● **Short exercise**: Print every item below exactly as it stands, line for line.
_ _ _ _
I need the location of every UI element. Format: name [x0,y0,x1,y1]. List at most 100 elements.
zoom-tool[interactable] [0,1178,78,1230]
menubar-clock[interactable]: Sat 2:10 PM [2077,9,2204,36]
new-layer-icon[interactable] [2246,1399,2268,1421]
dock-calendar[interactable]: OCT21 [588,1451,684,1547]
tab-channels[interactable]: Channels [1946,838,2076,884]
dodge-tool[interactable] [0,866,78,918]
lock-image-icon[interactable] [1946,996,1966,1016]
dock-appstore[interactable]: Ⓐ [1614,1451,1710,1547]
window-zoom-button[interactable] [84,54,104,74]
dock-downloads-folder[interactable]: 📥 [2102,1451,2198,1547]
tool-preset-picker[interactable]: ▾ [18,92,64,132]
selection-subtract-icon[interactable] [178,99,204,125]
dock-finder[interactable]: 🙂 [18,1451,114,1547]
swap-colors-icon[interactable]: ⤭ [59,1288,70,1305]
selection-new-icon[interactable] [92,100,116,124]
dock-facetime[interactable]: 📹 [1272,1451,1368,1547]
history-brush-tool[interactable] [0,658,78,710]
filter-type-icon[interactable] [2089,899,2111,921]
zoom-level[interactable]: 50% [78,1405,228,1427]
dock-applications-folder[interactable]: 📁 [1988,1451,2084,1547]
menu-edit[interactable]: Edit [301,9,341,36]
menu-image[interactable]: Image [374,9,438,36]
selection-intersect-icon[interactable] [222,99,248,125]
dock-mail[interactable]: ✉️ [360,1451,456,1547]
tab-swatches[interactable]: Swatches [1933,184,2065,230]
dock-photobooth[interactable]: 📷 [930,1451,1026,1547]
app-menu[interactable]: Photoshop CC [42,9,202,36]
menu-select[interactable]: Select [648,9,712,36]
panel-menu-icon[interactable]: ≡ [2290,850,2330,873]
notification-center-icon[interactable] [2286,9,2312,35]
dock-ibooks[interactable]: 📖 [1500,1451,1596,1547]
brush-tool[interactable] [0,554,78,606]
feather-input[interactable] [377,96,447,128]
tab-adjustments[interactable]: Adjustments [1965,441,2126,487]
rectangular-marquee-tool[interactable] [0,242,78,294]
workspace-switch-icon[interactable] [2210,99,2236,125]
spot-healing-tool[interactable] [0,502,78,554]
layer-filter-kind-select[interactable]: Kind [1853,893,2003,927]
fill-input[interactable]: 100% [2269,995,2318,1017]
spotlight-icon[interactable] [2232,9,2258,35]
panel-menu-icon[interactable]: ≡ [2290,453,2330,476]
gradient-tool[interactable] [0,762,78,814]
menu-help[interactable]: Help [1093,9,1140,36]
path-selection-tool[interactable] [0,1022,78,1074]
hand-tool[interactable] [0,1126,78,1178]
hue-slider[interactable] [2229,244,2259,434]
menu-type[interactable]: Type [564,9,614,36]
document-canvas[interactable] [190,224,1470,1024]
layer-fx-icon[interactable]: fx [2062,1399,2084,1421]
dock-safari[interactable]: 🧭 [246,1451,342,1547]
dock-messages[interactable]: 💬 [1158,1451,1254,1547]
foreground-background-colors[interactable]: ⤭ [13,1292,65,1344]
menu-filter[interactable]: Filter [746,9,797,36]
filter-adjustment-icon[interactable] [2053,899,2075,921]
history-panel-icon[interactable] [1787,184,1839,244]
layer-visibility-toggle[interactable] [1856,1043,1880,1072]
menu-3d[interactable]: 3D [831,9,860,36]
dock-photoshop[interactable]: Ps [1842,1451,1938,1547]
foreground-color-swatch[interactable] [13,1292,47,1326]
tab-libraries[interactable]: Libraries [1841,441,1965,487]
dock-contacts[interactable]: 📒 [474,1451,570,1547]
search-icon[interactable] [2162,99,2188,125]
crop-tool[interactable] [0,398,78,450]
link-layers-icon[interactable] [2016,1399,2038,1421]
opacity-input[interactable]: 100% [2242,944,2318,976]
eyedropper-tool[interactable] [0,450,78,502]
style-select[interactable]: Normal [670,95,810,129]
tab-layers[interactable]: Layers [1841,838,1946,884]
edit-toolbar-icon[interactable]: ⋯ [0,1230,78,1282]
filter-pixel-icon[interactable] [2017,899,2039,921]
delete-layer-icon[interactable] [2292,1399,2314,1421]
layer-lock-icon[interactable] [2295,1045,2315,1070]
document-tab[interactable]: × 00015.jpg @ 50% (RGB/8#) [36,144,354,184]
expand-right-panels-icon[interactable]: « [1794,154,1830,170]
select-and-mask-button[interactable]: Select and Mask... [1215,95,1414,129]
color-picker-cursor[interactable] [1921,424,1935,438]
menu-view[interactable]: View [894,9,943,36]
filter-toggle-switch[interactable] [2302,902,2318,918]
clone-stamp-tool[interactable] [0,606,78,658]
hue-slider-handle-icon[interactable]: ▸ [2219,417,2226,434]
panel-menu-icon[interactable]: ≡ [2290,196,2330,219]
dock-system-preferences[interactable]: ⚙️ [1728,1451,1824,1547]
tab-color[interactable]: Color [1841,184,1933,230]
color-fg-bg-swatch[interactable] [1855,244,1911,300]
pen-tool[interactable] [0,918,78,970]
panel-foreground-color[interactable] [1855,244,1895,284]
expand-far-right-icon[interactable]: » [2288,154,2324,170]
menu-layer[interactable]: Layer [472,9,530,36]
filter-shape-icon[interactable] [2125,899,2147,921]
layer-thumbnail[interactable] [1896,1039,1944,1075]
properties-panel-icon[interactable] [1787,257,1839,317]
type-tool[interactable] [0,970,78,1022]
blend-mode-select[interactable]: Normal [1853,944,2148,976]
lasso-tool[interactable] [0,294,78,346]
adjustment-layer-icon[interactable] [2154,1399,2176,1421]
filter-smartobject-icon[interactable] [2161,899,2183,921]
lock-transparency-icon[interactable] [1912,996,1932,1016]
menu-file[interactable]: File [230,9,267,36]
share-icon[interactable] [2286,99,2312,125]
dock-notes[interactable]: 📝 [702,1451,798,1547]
_ _ _ _
● **Worked answer**:
I need the location of every UI element. Format: name [x0,y0,x1,y1]. List at most 100 elements.
zoom-tool[interactable] [0,1178,78,1230]
menubar-clock[interactable]: Sat 2:10 PM [2077,9,2204,36]
new-layer-icon[interactable] [2246,1399,2268,1421]
dock-calendar[interactable]: OCT21 [588,1451,684,1547]
tab-channels[interactable]: Channels [1946,838,2076,884]
dodge-tool[interactable] [0,866,78,918]
lock-image-icon[interactable] [1946,996,1966,1016]
dock-appstore[interactable]: Ⓐ [1614,1451,1710,1547]
window-zoom-button[interactable] [84,54,104,74]
dock-downloads-folder[interactable]: 📥 [2102,1451,2198,1547]
tool-preset-picker[interactable]: ▾ [18,92,64,132]
selection-subtract-icon[interactable] [178,99,204,125]
dock-finder[interactable]: 🙂 [18,1451,114,1547]
swap-colors-icon[interactable]: ⤭ [59,1288,70,1305]
selection-new-icon[interactable] [92,100,116,124]
dock-facetime[interactable]: 📹 [1272,1451,1368,1547]
history-brush-tool[interactable] [0,658,78,710]
filter-type-icon[interactable] [2089,899,2111,921]
zoom-level[interactable]: 50% [78,1405,228,1427]
dock-applications-folder[interactable]: 📁 [1988,1451,2084,1547]
menu-edit[interactable]: Edit [301,9,341,36]
menu-image[interactable]: Image [374,9,438,36]
selection-intersect-icon[interactable] [222,99,248,125]
dock-mail[interactable]: ✉️ [360,1451,456,1547]
tab-swatches[interactable]: Swatches [1933,184,2065,230]
dock-photobooth[interactable]: 📷 [930,1451,1026,1547]
app-menu[interactable]: Photoshop CC [42,9,202,36]
menu-select[interactable]: Select [648,9,712,36]
panel-menu-icon[interactable]: ≡ [2290,850,2330,873]
notification-center-icon[interactable] [2286,9,2312,35]
dock-ibooks[interactable]: 📖 [1500,1451,1596,1547]
brush-tool[interactable] [0,554,78,606]
feather-input[interactable] [377,96,447,128]
tab-adjustments[interactable]: Adjustments [1965,441,2126,487]
rectangular-marquee-tool[interactable] [0,242,78,294]
workspace-switch-icon[interactable] [2210,99,2236,125]
spot-healing-tool[interactable] [0,502,78,554]
layer-filter-kind-select[interactable]: Kind [1853,893,2003,927]
fill-input[interactable]: 100% [2269,995,2318,1017]
spotlight-icon[interactable] [2232,9,2258,35]
panel-menu-icon[interactable]: ≡ [2290,453,2330,476]
gradient-tool[interactable] [0,762,78,814]
menu-help[interactable]: Help [1093,9,1140,36]
path-selection-tool[interactable] [0,1022,78,1074]
hand-tool[interactable] [0,1126,78,1178]
hue-slider[interactable] [2229,244,2259,434]
menu-type[interactable]: Type [564,9,614,36]
document-canvas[interactable] [190,224,1470,1024]
layer-fx-icon[interactable]: fx [2062,1399,2084,1421]
dock-safari[interactable]: 🧭 [246,1451,342,1547]
dock-messages[interactable]: 💬 [1158,1451,1254,1547]
foreground-background-colors[interactable]: ⤭ [13,1292,65,1344]
menu-filter[interactable]: Filter [746,9,797,36]
filter-adjustment-icon[interactable] [2053,899,2075,921]
history-panel-icon[interactable] [1787,184,1839,244]
layer-visibility-toggle[interactable] [1856,1043,1880,1072]
menu-3d[interactable]: 3D [831,9,860,36]
dock-photoshop[interactable]: Ps [1842,1451,1938,1547]
foreground-color-swatch[interactable] [13,1292,47,1326]
tab-libraries[interactable]: Libraries [1841,441,1965,487]
dock-contacts[interactable]: 📒 [474,1451,570,1547]
search-icon[interactable] [2162,99,2188,125]
crop-tool[interactable] [0,398,78,450]
link-layers-icon[interactable] [2016,1399,2038,1421]
opacity-input[interactable]: 100% [2242,944,2318,976]
eyedropper-tool[interactable] [0,450,78,502]
style-select[interactable]: Normal [670,95,810,129]
tab-layers[interactable]: Layers [1841,838,1946,884]
edit-toolbar-icon[interactable]: ⋯ [0,1230,78,1282]
filter-pixel-icon[interactable] [2017,899,2039,921]
delete-layer-icon[interactable] [2292,1399,2314,1421]
layer-lock-icon[interactable] [2295,1045,2315,1070]
document-tab[interactable]: × 00015.jpg @ 50% (RGB/8#) [36,144,354,184]
expand-right-panels-icon[interactable]: « [1794,154,1830,170]
select-and-mask-button[interactable]: Select and Mask... [1215,95,1414,129]
color-picker-cursor[interactable] [1921,424,1935,438]
menu-view[interactable]: View [894,9,943,36]
filter-toggle-switch[interactable] [2302,902,2318,918]
clone-stamp-tool[interactable] [0,606,78,658]
hue-slider-handle-icon[interactable]: ▸ [2219,417,2226,434]
panel-menu-icon[interactable]: ≡ [2290,196,2330,219]
dock-system-preferences[interactable]: ⚙️ [1728,1451,1824,1547]
tab-color[interactable]: Color [1841,184,1933,230]
color-fg-bg-swatch[interactable] [1855,244,1911,300]
pen-tool[interactable] [0,918,78,970]
panel-foreground-color[interactable] [1855,244,1895,284]
expand-far-right-icon[interactable]: » [2288,154,2324,170]
menu-layer[interactable]: Layer [472,9,530,36]
filter-shape-icon[interactable] [2125,899,2147,921]
layer-thumbnail[interactable] [1896,1039,1944,1075]
properties-panel-icon[interactable] [1787,257,1839,317]
type-tool[interactable] [0,970,78,1022]
blend-mode-select[interactable]: Normal [1853,944,2148,976]
lasso-tool[interactable] [0,294,78,346]
adjustment-layer-icon[interactable] [2154,1399,2176,1421]
filter-smartobject-icon[interactable] [2161,899,2183,921]
lock-transparency-icon[interactable] [1912,996,1932,1016]
menu-file[interactable]: File [230,9,267,36]
share-icon[interactable] [2286,99,2312,125]
dock-notes[interactable]: 📝 [702,1451,798,1547]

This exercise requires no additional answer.